* INPUT FOR THIS TASK
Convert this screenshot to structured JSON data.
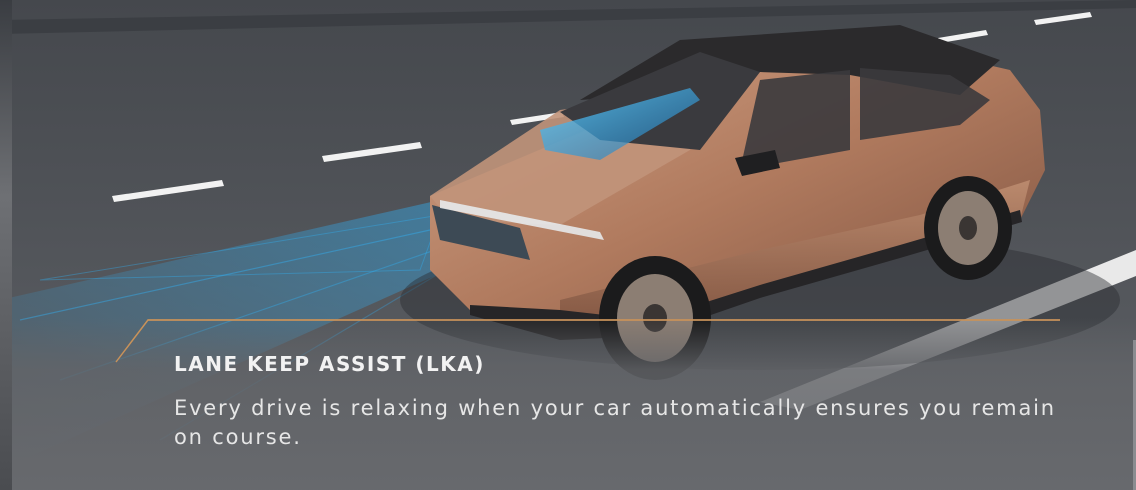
{
  "feature": {
    "title": "LANE KEEP ASSIST (LKA)",
    "description": "Every drive is relaxing when your car automatically ensures you remain on course."
  },
  "colors": {
    "accent_line": "#c8925a",
    "car_body": "#b07a5e",
    "sensor_blue": "#2fb6ff",
    "lane_marking": "#f2f2f2"
  },
  "icons": {
    "illustration": "car-with-lane-assist-sensors"
  }
}
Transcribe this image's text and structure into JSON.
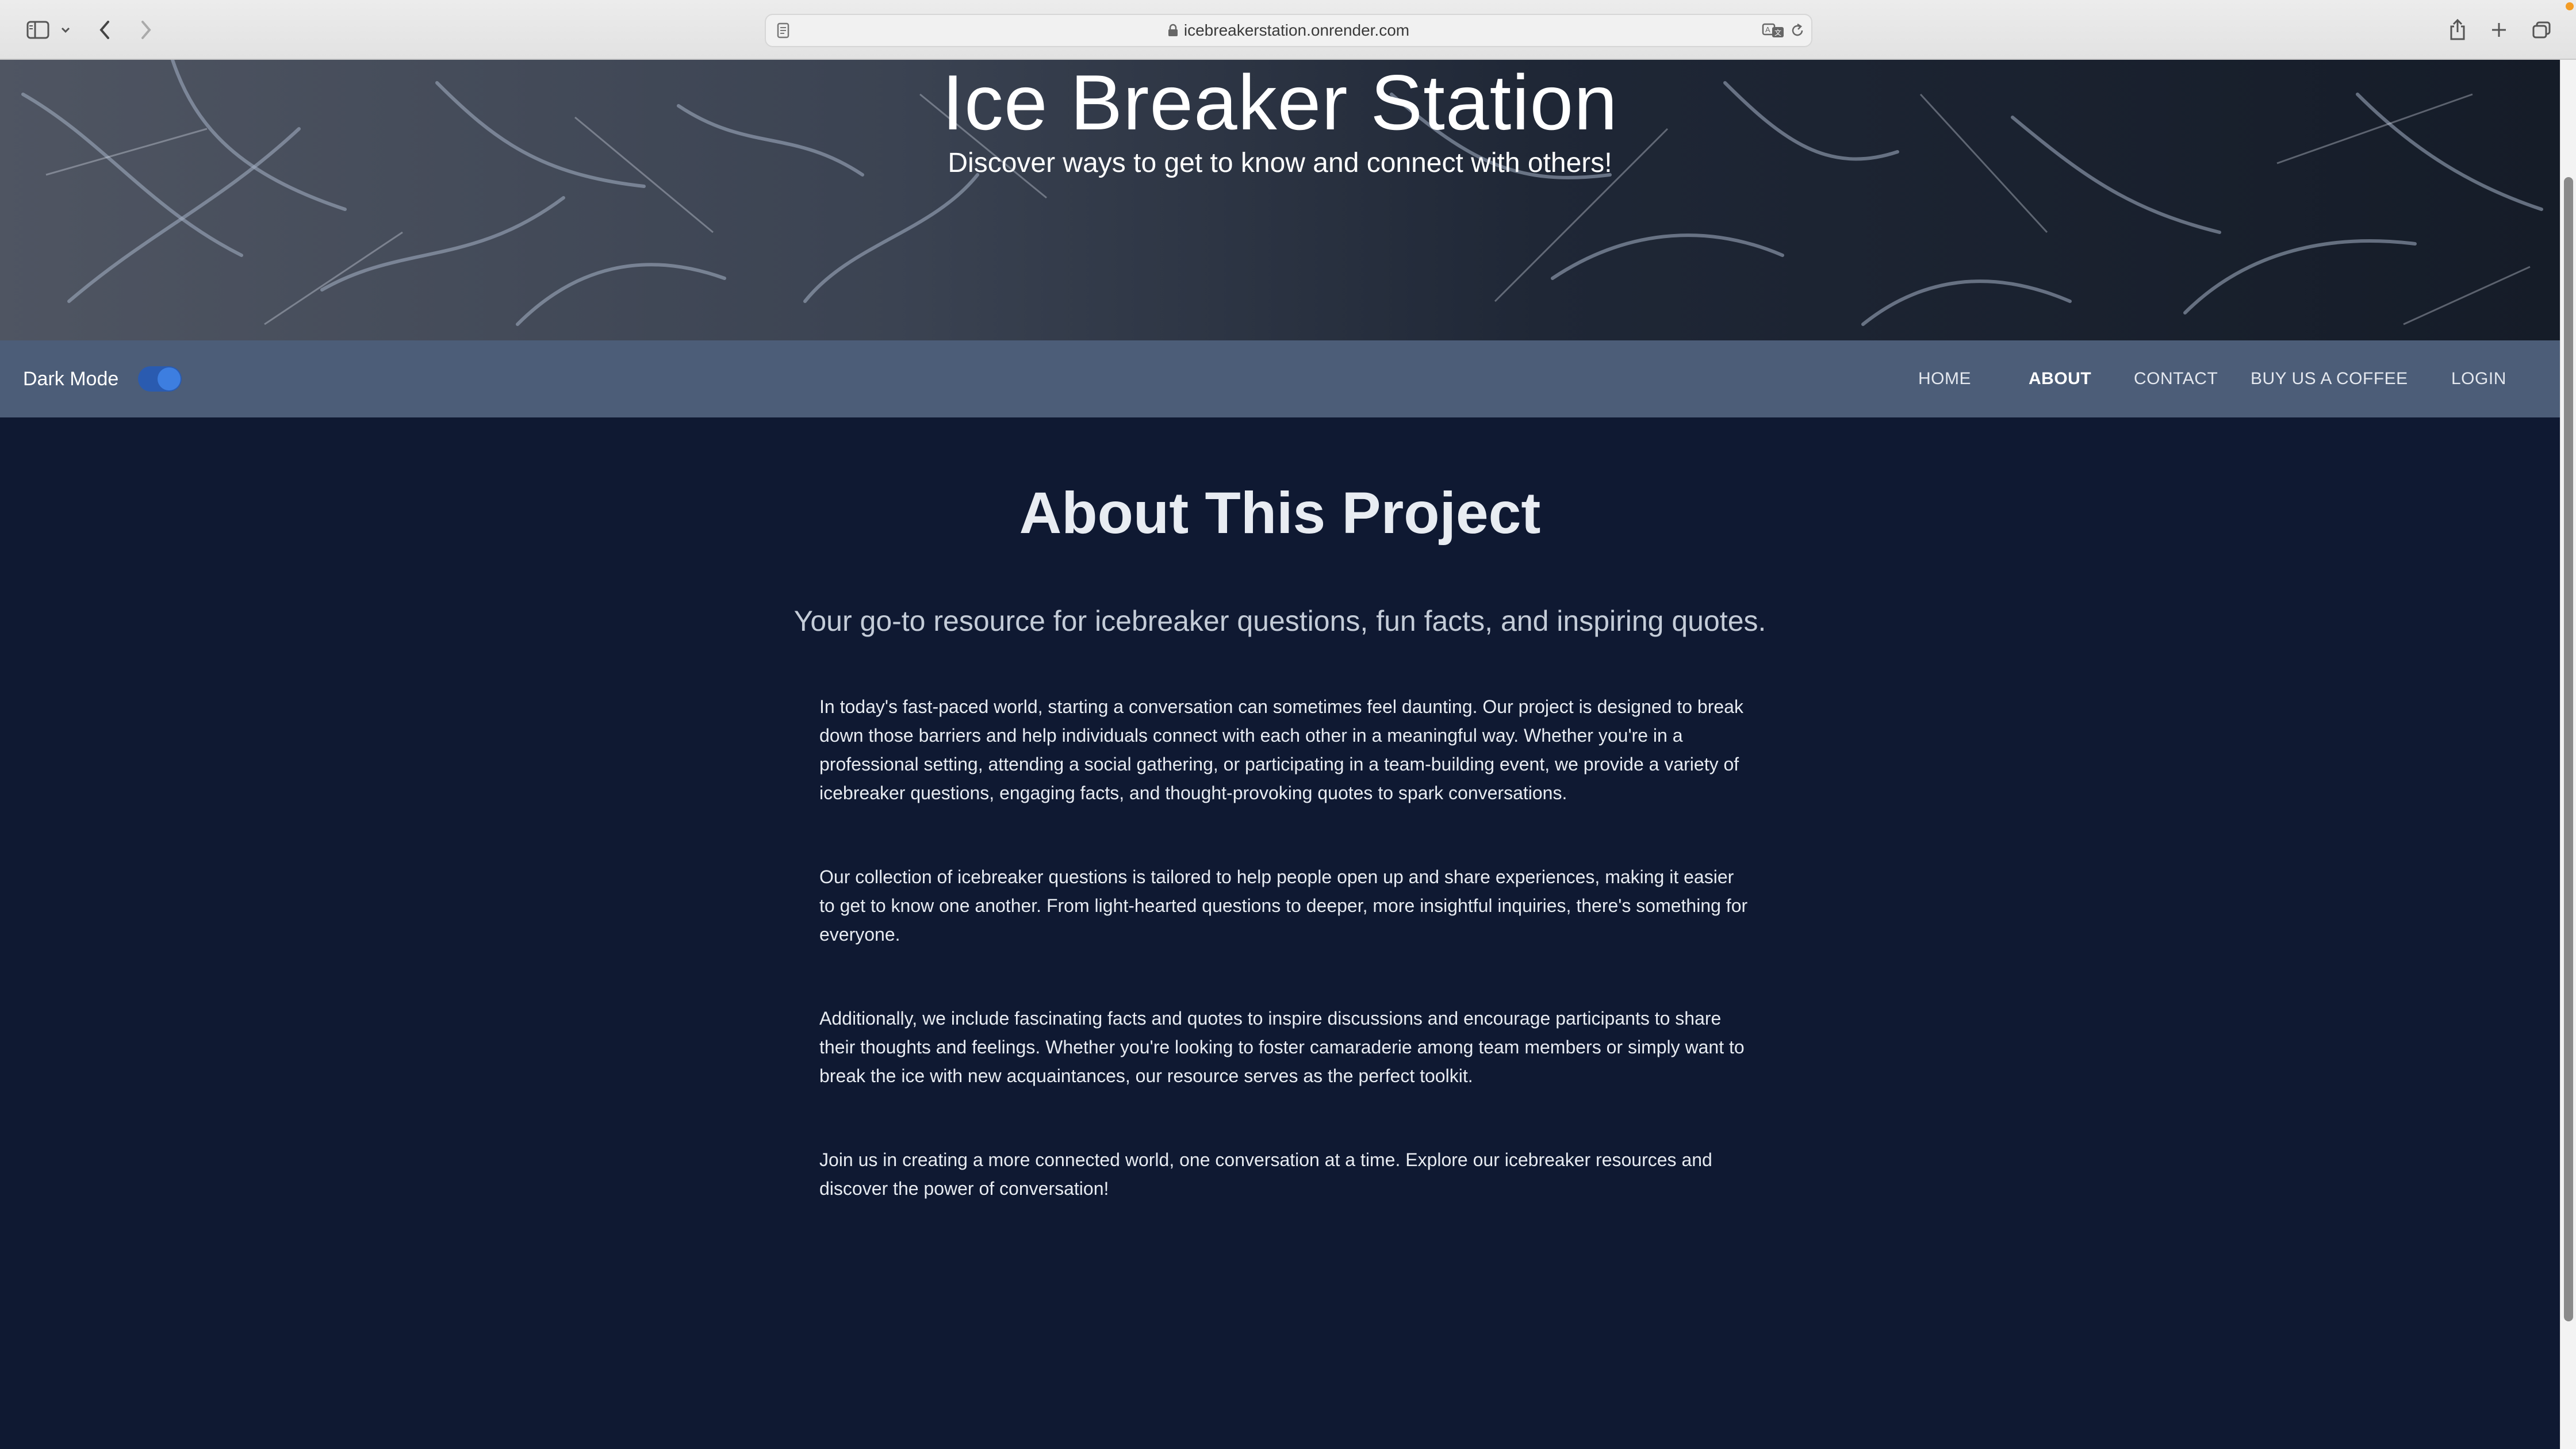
{
  "browser": {
    "url": "icebreakerstation.onrender.com",
    "icons": [
      "sidebar-icon",
      "chevron-down-icon",
      "back-icon",
      "forward-icon",
      "page-icon",
      "lock-icon",
      "translate-icon",
      "reload-icon",
      "share-icon",
      "new-tab-icon",
      "tabs-overview-icon"
    ]
  },
  "hero": {
    "title": "Ice Breaker Station",
    "subtitle": "Discover ways to get to know and connect with others!"
  },
  "nav": {
    "dark_mode_label": "Dark Mode",
    "dark_mode_on": true,
    "links": {
      "home": "HOME",
      "about": "ABOUT",
      "contact": "CONTACT",
      "coffee": "BUY US A COFFEE",
      "login": "LOGIN"
    },
    "active": "ABOUT"
  },
  "main": {
    "title": "About This Project",
    "lead": "Your go-to resource for icebreaker questions, fun facts, and inspiring quotes.",
    "paragraphs": [
      "In today's fast-paced world, starting a conversation can sometimes feel daunting. Our project is designed to break down those barriers and help individuals connect with each other in a meaningful way. Whether you're in a professional setting, attending a social gathering, or participating in a team-building event, we provide a variety of icebreaker questions, engaging facts, and thought-provoking quotes to spark conversations.",
      "Our collection of icebreaker questions is tailored to help people open up and share experiences, making it easier to get to know one another. From light-hearted questions to deeper, more insightful inquiries, there's something for everyone.",
      "Additionally, we include fascinating facts and quotes to inspire discussions and encourage participants to share their thoughts and feelings. Whether you're looking to foster camaraderie among team members or simply want to break the ice with new acquaintances, our resource serves as the perfect toolkit.",
      "Join us in creating a more connected world, one conversation at a time. Explore our icebreaker resources and discover the power of conversation!"
    ]
  },
  "colors": {
    "page_bg": "#0f1932",
    "nav_bg": "#4c5d78",
    "toggle_accent": "#3d7ee0"
  }
}
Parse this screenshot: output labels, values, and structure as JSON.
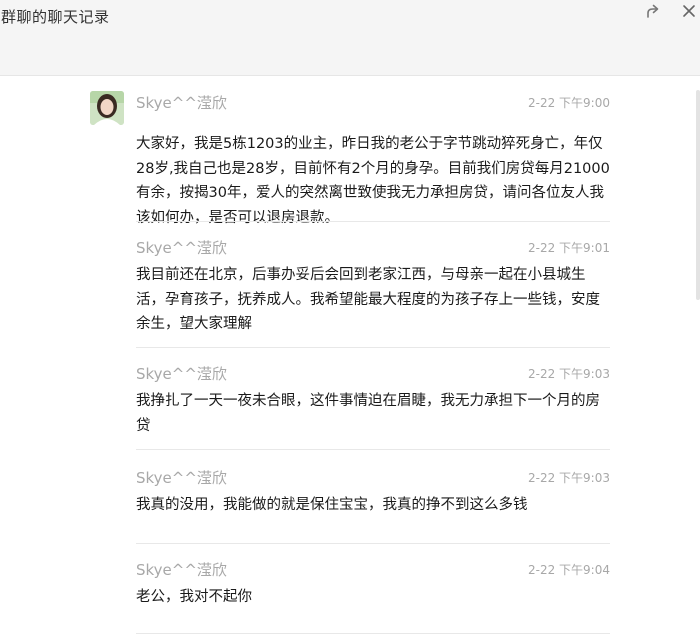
{
  "window": {
    "title": "群聊的聊天记录"
  },
  "icons": {
    "share": "share-icon",
    "close": "close-icon",
    "avatar": "avatar-image"
  },
  "messages": [
    {
      "sender": "Skye^^滢欣",
      "time": "2-22 下午9:00",
      "text": "大家好，我是5栋1203的业主，昨日我的老公于字节跳动猝死身亡，年仅28岁,我自己也是28岁，目前怀有2个月的身孕。目前我们房贷每月21000有余，按揭30年，爱人的突然离世致使我无力承担房贷，请问各位友人我该如何办，是否可以退房退款。"
    },
    {
      "sender": "Skye^^滢欣",
      "time": "2-22 下午9:01",
      "text": "我目前还在北京，后事办妥后会回到老家江西，与母亲一起在小县城生活，孕育孩子，抚养成人。我希望能最大程度的为孩子存上一些钱，安度余生，望大家理解"
    },
    {
      "sender": "Skye^^滢欣",
      "time": "2-22 下午9:03",
      "text": "我挣扎了一天一夜未合眼，这件事情迫在眉睫，我无力承担下一个月的房贷"
    },
    {
      "sender": "Skye^^滢欣",
      "time": "2-22 下午9:03",
      "text": "我真的没用，我能做的就是保住宝宝，我真的挣不到这么多钱"
    },
    {
      "sender": "Skye^^滢欣",
      "time": "2-22 下午9:04",
      "text": "老公，我对不起你"
    }
  ]
}
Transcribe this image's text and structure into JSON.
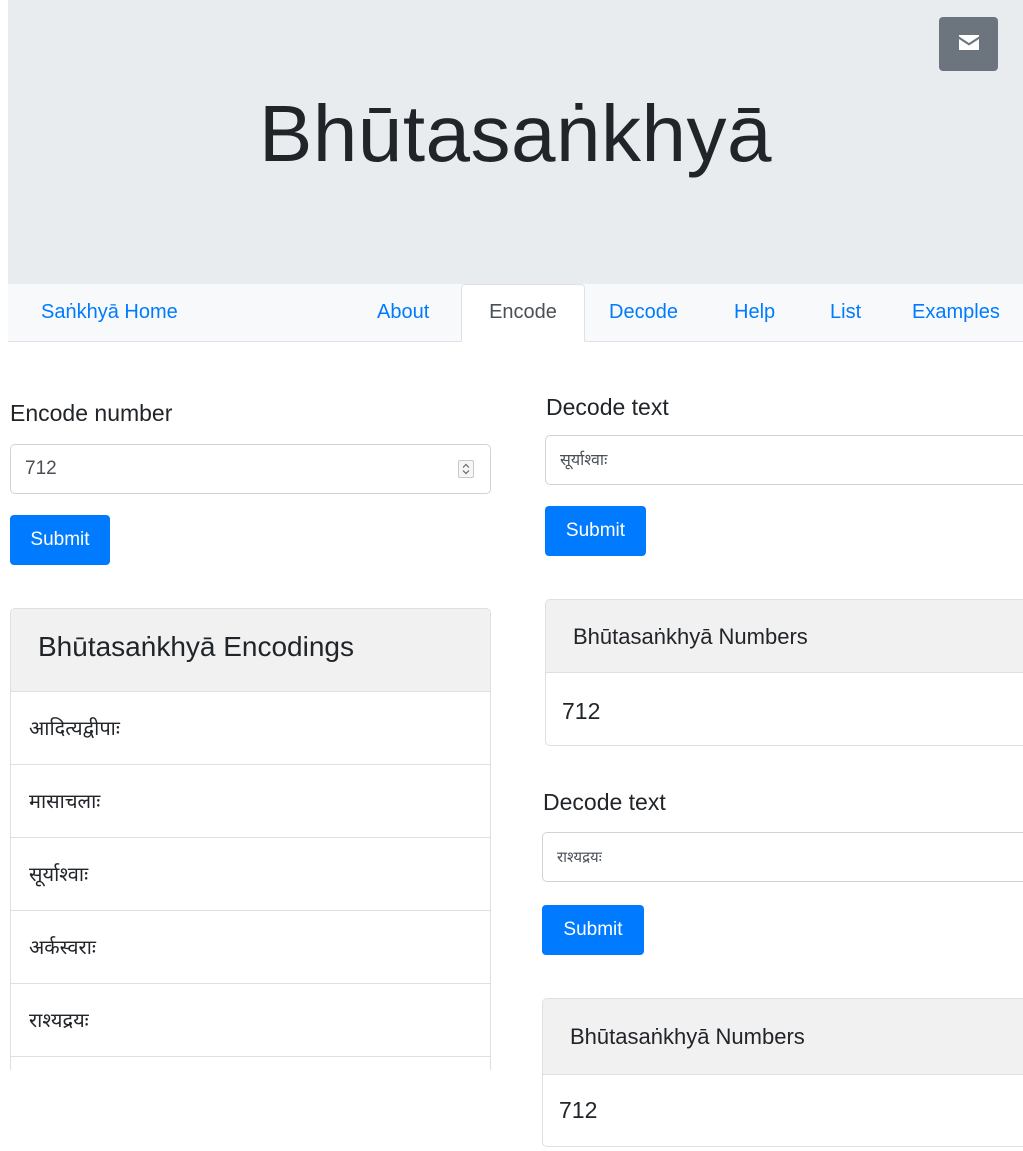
{
  "header": {
    "title": "Bhūtasaṅkhyā",
    "mail_icon": "envelope-icon"
  },
  "nav": {
    "brand": "Saṅkhyā Home",
    "items": [
      {
        "label": "About",
        "active": false
      },
      {
        "label": "Encode",
        "active": true
      },
      {
        "label": "Decode",
        "active": false
      },
      {
        "label": "Help",
        "active": false
      },
      {
        "label": "List",
        "active": false
      },
      {
        "label": "Examples",
        "active": false
      }
    ]
  },
  "encode": {
    "label": "Encode number",
    "value": "712",
    "submit_label": "Submit",
    "results_title": "Bhūtasaṅkhyā Encodings",
    "results": [
      "आदित्यद्वीपाः",
      "मासाचलाः",
      "सूर्याश्वाः",
      "अर्कस्वराः",
      "राश्यद्रयः"
    ]
  },
  "decode": [
    {
      "label": "Decode text",
      "value": "सूर्याश्वाः",
      "submit_label": "Submit",
      "results_title": "Bhūtasaṅkhyā Numbers",
      "result": "712"
    },
    {
      "label": "Decode text",
      "value": "राश्यद्रयः",
      "submit_label": "Submit",
      "results_title": "Bhūtasaṅkhyā Numbers",
      "result": "712"
    }
  ],
  "colors": {
    "primary": "#007bff",
    "jumbotron_bg": "#e9ecef",
    "nav_bg": "#f8f9fa",
    "mail_button": "#6c757d"
  }
}
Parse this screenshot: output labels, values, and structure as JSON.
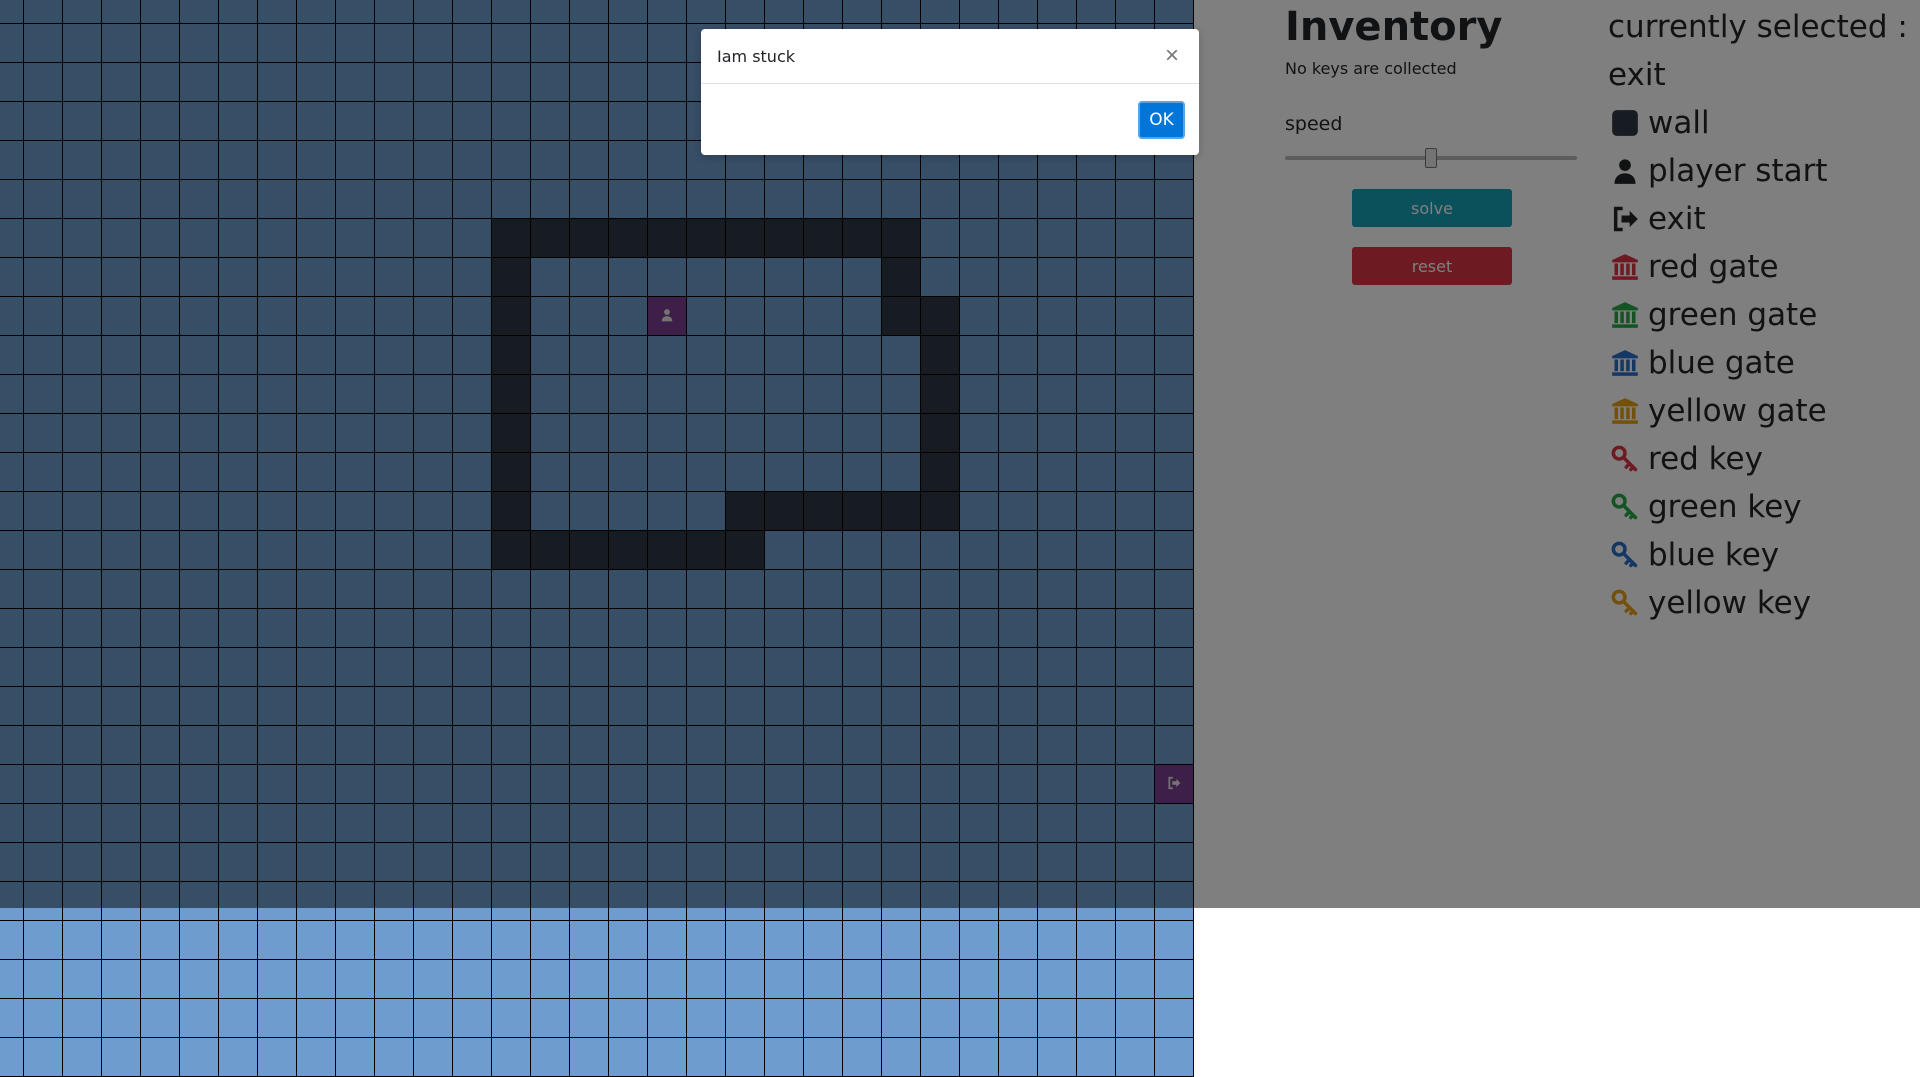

* WHAT THE EXERCISE ASKS
Using the data above, copy each line that contains "Bhūtasaṅkhyā".

* FULL RESPONSE
    "title": "Bhūtasaṅkhyā",
    "results_title": "Bhūtasaṅkhyā Encodings",
      "results_title": "Bhūtasaṅkhyā Numbers",
      "results_title": "Bhūtasaṅkhyā Numbers",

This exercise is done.